## YOUR TASK
Find the string "outbreak" in the data, then copy every line where it is found.

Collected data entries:

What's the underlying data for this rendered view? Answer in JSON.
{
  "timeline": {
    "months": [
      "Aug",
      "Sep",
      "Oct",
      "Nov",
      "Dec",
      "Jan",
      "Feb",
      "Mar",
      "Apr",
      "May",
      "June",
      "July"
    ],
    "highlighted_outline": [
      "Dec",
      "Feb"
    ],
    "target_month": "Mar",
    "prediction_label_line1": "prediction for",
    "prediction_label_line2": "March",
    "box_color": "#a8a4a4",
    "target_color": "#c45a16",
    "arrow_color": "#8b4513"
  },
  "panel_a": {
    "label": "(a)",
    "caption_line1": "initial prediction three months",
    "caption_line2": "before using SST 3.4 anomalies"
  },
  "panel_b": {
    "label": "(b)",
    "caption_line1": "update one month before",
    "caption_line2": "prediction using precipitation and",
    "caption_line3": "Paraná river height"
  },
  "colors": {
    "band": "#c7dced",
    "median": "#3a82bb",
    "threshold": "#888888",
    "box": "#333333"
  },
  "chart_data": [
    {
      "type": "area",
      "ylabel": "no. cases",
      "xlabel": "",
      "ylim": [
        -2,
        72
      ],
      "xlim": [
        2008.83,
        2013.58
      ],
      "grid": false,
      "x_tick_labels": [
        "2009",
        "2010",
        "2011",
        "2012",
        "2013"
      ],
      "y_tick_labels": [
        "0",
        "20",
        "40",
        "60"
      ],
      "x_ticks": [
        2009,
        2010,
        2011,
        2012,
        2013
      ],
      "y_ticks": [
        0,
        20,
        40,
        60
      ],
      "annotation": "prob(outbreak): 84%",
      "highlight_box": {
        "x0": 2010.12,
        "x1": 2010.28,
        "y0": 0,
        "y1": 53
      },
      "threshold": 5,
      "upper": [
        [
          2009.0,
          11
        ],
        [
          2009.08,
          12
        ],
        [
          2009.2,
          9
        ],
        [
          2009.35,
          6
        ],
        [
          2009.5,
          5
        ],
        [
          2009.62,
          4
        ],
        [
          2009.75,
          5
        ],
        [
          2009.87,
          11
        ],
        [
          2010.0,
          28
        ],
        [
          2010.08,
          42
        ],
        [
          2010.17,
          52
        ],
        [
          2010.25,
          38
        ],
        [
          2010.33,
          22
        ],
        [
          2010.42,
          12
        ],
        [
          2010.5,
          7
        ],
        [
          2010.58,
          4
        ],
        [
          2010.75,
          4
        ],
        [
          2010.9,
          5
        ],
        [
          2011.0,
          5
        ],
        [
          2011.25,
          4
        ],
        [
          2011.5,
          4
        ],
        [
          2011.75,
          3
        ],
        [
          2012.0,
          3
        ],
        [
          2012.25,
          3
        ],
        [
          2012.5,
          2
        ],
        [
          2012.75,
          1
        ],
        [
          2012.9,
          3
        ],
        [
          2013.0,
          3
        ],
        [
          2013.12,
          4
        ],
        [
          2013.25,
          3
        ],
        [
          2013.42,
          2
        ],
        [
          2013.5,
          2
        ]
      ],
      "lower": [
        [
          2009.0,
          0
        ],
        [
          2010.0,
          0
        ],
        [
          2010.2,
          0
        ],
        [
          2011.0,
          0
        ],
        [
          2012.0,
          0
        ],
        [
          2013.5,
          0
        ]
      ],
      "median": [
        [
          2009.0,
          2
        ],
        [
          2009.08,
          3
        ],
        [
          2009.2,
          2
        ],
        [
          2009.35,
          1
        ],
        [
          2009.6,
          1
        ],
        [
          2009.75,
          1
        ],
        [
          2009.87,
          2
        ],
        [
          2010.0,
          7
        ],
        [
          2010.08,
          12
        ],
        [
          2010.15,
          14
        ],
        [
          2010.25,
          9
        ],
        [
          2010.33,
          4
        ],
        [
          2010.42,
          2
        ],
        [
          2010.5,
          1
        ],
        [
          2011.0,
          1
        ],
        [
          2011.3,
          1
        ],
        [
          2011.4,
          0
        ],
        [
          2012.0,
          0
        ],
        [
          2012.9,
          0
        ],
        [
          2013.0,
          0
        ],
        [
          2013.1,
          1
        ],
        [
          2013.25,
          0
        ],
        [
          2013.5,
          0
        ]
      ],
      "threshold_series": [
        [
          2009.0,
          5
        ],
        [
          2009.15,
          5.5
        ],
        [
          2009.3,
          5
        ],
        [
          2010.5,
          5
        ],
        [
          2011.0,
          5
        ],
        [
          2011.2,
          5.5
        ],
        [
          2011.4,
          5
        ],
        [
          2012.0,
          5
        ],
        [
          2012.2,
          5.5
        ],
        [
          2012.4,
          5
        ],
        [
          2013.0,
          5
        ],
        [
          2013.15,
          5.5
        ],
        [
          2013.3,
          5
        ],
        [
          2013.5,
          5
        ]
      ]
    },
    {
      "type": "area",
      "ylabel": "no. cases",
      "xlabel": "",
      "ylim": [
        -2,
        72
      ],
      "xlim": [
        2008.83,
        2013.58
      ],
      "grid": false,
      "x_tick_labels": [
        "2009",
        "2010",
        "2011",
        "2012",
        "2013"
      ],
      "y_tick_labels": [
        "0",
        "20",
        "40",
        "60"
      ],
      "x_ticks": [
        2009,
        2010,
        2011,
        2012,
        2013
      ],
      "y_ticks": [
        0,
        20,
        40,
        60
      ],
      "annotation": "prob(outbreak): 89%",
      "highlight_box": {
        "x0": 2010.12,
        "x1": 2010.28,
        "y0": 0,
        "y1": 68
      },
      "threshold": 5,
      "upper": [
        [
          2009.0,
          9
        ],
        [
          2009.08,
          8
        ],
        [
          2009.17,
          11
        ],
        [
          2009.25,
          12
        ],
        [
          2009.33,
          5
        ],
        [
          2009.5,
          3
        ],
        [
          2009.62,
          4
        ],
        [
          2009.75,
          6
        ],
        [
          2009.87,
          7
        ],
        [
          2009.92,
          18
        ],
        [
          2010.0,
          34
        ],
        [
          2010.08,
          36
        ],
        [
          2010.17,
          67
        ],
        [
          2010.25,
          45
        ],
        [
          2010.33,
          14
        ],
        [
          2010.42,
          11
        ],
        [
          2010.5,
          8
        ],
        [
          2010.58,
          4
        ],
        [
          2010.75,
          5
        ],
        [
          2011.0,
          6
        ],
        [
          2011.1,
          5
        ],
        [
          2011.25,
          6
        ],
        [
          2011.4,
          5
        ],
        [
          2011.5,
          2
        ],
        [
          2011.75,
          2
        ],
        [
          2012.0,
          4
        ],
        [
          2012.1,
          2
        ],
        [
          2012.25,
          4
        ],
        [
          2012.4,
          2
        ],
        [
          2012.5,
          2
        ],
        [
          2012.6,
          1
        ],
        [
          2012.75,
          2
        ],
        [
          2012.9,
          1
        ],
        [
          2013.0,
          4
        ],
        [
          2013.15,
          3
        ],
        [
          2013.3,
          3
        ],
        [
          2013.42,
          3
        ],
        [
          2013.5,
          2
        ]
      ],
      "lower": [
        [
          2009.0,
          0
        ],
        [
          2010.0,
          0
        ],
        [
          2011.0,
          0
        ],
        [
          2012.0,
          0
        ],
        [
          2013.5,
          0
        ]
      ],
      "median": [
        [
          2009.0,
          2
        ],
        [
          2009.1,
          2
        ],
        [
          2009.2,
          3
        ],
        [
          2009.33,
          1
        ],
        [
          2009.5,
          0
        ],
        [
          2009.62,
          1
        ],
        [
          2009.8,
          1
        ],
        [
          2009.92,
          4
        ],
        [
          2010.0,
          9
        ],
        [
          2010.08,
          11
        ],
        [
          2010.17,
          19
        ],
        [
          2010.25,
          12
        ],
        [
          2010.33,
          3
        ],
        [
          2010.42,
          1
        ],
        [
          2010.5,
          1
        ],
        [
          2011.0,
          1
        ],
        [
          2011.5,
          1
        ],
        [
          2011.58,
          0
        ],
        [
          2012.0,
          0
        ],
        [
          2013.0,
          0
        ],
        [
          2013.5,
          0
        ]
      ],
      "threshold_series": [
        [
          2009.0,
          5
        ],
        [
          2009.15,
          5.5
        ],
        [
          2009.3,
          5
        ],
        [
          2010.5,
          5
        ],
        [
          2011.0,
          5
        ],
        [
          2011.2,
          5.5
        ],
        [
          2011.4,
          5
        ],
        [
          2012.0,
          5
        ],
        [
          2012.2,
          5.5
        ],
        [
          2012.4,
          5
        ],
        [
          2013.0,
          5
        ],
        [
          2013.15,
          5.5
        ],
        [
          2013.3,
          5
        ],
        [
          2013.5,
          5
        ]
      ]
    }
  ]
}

## FINISHED ANSWER
      "annotation": "prob(outbreak): 84%",
      "annotation": "prob(outbreak): 89%",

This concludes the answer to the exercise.